# [Goal of the exercise]
Could you copy out, word for word, the part of the records that opens with the line containing "What elements are" and closes with the line containing "cell-J7[interactable]: 1 [293, 392, 338, 437]", both of those lines included, leaving the pictures out?

# [Records supplied]
__________________________________________________
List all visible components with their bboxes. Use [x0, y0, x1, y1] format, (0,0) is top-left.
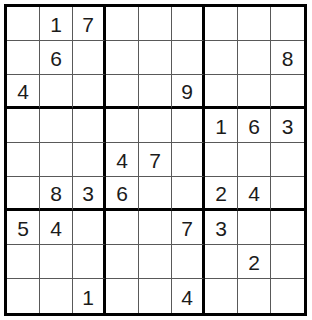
__________________________________________________
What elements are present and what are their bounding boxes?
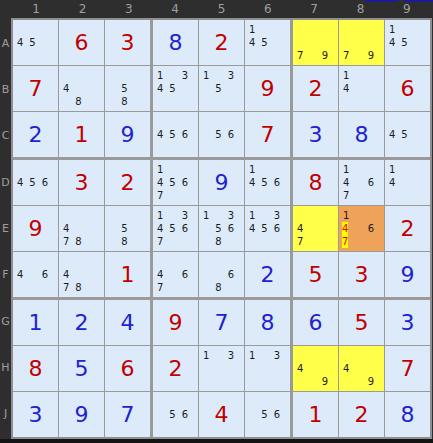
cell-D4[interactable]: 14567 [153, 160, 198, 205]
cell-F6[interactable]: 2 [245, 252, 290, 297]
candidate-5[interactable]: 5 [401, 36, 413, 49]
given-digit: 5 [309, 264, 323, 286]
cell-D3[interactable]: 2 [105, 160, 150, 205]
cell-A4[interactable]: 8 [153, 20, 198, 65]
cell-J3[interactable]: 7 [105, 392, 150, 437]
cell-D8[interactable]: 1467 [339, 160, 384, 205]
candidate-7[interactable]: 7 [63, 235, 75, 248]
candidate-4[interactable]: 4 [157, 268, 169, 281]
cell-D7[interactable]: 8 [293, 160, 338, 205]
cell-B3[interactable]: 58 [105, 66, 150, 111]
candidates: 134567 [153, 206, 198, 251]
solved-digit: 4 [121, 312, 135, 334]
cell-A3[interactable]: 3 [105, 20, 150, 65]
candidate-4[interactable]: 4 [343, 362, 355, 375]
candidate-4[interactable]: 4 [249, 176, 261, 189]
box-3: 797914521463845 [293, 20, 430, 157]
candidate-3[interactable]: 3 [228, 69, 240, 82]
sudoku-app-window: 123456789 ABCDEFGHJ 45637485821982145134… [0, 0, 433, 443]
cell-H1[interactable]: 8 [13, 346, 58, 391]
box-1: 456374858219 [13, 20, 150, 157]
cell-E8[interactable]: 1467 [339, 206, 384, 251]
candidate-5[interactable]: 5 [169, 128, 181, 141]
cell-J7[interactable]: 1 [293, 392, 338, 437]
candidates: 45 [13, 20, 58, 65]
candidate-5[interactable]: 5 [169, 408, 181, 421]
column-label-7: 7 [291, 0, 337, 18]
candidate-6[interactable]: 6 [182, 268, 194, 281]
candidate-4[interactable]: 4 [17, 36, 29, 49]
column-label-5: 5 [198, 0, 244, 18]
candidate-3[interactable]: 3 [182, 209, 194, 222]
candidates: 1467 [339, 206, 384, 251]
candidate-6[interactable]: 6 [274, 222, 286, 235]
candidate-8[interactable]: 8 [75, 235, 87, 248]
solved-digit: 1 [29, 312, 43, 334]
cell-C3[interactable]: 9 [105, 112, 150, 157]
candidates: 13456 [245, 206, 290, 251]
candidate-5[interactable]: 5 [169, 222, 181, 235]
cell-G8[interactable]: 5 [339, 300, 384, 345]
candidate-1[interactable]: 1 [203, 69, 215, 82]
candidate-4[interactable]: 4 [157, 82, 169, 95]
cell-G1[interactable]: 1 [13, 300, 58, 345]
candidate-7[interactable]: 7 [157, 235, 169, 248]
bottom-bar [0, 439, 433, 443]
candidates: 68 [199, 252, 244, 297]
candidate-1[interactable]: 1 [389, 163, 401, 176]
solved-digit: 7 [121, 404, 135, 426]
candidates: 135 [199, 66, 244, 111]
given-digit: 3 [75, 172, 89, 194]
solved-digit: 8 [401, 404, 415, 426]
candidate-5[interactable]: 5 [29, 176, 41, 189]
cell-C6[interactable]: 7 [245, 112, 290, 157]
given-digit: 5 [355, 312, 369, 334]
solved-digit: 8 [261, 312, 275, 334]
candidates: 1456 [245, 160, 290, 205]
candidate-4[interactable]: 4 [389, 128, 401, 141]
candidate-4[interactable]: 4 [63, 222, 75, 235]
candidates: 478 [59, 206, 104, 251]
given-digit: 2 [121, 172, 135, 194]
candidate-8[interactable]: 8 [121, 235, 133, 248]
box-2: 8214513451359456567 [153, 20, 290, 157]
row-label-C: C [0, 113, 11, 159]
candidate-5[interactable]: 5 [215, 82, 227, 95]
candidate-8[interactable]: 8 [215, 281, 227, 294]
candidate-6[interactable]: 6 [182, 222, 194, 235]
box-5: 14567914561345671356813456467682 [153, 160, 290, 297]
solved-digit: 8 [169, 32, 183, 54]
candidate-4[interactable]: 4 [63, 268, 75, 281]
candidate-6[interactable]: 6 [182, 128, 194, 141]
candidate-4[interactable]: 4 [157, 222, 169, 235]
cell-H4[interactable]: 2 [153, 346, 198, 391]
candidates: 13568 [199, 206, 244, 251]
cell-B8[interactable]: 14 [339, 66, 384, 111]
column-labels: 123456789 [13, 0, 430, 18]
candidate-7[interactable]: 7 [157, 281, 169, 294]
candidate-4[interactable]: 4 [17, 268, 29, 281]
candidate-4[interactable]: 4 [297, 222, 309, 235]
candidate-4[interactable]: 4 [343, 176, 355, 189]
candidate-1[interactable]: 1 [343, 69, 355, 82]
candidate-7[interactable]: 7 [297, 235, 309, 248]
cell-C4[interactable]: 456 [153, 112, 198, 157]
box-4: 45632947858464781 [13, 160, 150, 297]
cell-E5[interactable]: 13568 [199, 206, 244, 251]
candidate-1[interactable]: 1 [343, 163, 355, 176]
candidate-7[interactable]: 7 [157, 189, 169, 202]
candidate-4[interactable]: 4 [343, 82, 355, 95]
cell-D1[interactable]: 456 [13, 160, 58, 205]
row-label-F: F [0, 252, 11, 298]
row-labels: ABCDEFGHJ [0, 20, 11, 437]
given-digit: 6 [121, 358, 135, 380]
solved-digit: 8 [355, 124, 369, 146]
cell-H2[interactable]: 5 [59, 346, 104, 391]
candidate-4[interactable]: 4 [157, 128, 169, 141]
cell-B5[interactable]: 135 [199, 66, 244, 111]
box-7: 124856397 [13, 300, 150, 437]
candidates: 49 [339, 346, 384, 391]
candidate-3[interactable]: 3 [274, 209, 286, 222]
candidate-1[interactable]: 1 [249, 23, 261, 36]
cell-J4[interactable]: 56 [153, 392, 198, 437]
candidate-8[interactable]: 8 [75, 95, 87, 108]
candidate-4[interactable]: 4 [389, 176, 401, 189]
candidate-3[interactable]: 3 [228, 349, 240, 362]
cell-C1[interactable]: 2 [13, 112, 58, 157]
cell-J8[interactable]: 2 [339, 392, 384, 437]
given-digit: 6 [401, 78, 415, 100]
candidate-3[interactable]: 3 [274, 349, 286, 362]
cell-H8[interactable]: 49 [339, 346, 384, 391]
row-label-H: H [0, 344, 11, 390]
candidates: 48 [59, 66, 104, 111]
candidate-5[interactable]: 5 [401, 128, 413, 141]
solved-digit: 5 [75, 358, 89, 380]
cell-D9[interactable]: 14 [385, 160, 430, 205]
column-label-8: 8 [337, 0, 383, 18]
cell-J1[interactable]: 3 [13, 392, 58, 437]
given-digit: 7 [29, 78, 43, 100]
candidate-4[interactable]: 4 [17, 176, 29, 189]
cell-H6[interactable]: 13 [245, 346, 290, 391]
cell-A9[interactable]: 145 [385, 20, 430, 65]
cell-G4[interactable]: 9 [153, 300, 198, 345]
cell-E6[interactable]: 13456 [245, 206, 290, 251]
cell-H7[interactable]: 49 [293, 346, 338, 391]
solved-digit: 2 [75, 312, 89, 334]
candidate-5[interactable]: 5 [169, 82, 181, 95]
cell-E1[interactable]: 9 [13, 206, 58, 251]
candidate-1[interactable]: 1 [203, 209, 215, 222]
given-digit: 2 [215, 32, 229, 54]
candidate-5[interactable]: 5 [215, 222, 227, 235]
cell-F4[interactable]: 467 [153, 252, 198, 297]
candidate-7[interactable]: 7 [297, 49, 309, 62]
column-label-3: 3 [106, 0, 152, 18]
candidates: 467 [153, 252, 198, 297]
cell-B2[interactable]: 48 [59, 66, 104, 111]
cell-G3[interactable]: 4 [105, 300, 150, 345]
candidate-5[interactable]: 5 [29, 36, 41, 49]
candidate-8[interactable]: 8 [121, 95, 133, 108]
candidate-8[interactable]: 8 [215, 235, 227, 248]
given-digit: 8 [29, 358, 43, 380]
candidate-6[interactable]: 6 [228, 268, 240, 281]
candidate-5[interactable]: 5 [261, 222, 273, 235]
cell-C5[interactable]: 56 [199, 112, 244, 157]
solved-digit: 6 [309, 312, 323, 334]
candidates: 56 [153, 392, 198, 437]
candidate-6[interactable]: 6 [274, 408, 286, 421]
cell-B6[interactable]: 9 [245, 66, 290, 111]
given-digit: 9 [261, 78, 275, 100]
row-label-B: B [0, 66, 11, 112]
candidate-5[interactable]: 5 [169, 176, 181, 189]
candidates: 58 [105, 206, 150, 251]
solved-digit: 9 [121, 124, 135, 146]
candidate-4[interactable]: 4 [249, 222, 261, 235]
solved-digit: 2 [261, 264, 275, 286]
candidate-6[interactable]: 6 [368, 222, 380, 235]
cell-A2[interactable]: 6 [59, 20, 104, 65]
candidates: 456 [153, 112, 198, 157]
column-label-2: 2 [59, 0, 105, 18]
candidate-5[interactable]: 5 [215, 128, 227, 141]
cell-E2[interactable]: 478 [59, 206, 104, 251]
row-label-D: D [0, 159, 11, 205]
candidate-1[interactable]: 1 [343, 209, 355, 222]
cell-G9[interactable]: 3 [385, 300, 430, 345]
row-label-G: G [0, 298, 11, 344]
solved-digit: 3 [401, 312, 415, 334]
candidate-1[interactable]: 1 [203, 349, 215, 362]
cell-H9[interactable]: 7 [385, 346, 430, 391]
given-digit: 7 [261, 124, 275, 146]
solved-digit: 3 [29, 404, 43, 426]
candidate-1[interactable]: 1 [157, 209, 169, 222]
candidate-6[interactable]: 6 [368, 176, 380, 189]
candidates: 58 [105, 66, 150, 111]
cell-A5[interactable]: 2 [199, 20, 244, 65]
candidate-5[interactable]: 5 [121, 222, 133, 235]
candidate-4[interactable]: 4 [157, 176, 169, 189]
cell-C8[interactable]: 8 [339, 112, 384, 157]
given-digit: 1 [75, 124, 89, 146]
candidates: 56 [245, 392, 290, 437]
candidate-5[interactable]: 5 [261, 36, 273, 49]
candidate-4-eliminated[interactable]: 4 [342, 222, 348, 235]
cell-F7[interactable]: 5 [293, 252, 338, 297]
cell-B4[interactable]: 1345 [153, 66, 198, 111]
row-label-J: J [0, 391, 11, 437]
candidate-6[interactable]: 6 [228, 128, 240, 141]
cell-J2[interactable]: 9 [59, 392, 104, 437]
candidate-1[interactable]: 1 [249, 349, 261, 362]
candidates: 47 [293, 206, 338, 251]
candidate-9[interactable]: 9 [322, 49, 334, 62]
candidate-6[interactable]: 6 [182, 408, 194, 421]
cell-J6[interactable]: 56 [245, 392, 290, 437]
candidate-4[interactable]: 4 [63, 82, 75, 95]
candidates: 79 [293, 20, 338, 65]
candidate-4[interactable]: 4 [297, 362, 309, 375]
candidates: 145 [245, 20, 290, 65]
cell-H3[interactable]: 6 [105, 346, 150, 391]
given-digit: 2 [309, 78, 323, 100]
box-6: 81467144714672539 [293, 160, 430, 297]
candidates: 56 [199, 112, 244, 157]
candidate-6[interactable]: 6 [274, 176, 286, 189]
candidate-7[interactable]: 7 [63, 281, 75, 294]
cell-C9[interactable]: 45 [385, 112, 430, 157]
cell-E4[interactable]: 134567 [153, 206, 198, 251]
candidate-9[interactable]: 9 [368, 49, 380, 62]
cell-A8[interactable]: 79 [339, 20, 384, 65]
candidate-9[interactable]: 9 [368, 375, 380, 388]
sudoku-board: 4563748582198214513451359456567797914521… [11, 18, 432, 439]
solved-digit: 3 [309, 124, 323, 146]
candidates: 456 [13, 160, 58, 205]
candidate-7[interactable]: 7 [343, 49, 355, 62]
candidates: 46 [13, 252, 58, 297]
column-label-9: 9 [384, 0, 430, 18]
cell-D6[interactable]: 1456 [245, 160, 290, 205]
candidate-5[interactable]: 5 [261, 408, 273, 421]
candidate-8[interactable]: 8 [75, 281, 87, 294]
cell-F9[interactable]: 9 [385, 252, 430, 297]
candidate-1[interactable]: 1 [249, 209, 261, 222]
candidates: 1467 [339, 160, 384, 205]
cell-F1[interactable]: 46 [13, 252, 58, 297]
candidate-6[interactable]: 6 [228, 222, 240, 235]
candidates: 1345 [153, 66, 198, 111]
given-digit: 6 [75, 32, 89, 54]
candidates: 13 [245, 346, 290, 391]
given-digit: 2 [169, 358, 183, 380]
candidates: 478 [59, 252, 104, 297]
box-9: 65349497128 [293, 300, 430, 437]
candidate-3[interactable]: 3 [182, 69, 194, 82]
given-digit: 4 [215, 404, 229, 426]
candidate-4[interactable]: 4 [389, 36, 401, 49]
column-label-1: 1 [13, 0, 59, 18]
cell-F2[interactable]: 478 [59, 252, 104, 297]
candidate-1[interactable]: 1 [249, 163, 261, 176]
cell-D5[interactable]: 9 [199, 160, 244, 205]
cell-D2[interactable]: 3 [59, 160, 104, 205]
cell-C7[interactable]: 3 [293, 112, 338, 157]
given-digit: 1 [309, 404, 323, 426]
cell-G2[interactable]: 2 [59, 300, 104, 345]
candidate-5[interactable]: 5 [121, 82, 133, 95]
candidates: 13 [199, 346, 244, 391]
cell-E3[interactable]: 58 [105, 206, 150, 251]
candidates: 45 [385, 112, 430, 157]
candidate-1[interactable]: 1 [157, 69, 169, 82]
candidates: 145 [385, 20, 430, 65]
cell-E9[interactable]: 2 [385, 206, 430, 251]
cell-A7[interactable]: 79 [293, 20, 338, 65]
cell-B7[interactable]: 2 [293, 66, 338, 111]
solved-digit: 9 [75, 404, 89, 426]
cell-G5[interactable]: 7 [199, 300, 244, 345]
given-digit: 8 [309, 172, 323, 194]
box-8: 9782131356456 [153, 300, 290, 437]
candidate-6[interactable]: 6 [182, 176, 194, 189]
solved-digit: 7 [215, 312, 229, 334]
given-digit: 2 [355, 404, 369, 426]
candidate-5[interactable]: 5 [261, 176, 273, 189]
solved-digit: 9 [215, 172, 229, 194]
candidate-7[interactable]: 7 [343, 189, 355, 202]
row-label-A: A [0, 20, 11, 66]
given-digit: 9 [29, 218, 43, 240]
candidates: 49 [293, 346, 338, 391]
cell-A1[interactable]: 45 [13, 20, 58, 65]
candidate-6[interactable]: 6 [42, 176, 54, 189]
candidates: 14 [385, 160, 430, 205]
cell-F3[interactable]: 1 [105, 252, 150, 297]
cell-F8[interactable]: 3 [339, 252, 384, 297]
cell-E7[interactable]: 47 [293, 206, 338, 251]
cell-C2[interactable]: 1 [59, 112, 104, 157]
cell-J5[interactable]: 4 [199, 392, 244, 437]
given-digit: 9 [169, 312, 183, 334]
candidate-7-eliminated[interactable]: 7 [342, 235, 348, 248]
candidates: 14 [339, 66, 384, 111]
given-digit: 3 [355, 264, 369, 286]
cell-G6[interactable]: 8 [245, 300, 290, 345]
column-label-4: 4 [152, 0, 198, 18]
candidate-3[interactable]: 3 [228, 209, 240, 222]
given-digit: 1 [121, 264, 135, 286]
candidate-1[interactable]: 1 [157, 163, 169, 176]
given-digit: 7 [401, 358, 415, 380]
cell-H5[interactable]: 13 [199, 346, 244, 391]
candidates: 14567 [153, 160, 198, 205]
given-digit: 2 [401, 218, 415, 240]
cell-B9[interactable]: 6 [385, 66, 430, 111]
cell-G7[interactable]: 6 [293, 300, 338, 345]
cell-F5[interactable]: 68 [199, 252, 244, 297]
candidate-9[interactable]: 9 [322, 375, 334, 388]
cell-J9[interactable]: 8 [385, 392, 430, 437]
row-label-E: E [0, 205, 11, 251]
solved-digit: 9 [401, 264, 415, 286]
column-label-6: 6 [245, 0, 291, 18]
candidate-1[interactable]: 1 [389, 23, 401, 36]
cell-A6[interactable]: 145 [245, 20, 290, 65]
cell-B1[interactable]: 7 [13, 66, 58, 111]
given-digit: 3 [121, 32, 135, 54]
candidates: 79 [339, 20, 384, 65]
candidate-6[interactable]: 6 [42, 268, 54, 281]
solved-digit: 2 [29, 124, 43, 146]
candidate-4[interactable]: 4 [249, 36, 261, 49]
__________________________________________________
# [Right answer]
What elements are present and what are their bounding boxes?
cell-D4[interactable]: 14567 [153, 160, 198, 205]
cell-F6[interactable]: 2 [245, 252, 290, 297]
candidate-5[interactable]: 5 [401, 36, 413, 49]
given-digit: 5 [309, 264, 323, 286]
cell-D3[interactable]: 2 [105, 160, 150, 205]
cell-A4[interactable]: 8 [153, 20, 198, 65]
cell-J3[interactable]: 7 [105, 392, 150, 437]
cell-D8[interactable]: 1467 [339, 160, 384, 205]
candidate-7[interactable]: 7 [63, 235, 75, 248]
candidate-4[interactable]: 4 [157, 268, 169, 281]
cell-D7[interactable]: 8 [293, 160, 338, 205]
cell-B3[interactable]: 58 [105, 66, 150, 111]
candidates: 134567 [153, 206, 198, 251]
solved-digit: 4 [121, 312, 135, 334]
cell-A3[interactable]: 3 [105, 20, 150, 65]
candidate-4[interactable]: 4 [343, 362, 355, 375]
candidate-4[interactable]: 4 [249, 176, 261, 189]
box-3: 797914521463845 [293, 20, 430, 157]
candidate-3[interactable]: 3 [228, 69, 240, 82]
sudoku-app-window: 123456789 ABCDEFGHJ 45637485821982145134… [0, 0, 433, 443]
cell-H1[interactable]: 8 [13, 346, 58, 391]
box-1: 456374858219 [13, 20, 150, 157]
cell-E8[interactable]: 1467 [339, 206, 384, 251]
candidate-5[interactable]: 5 [169, 128, 181, 141]
cell-J7[interactable]: 1 [293, 392, 338, 437]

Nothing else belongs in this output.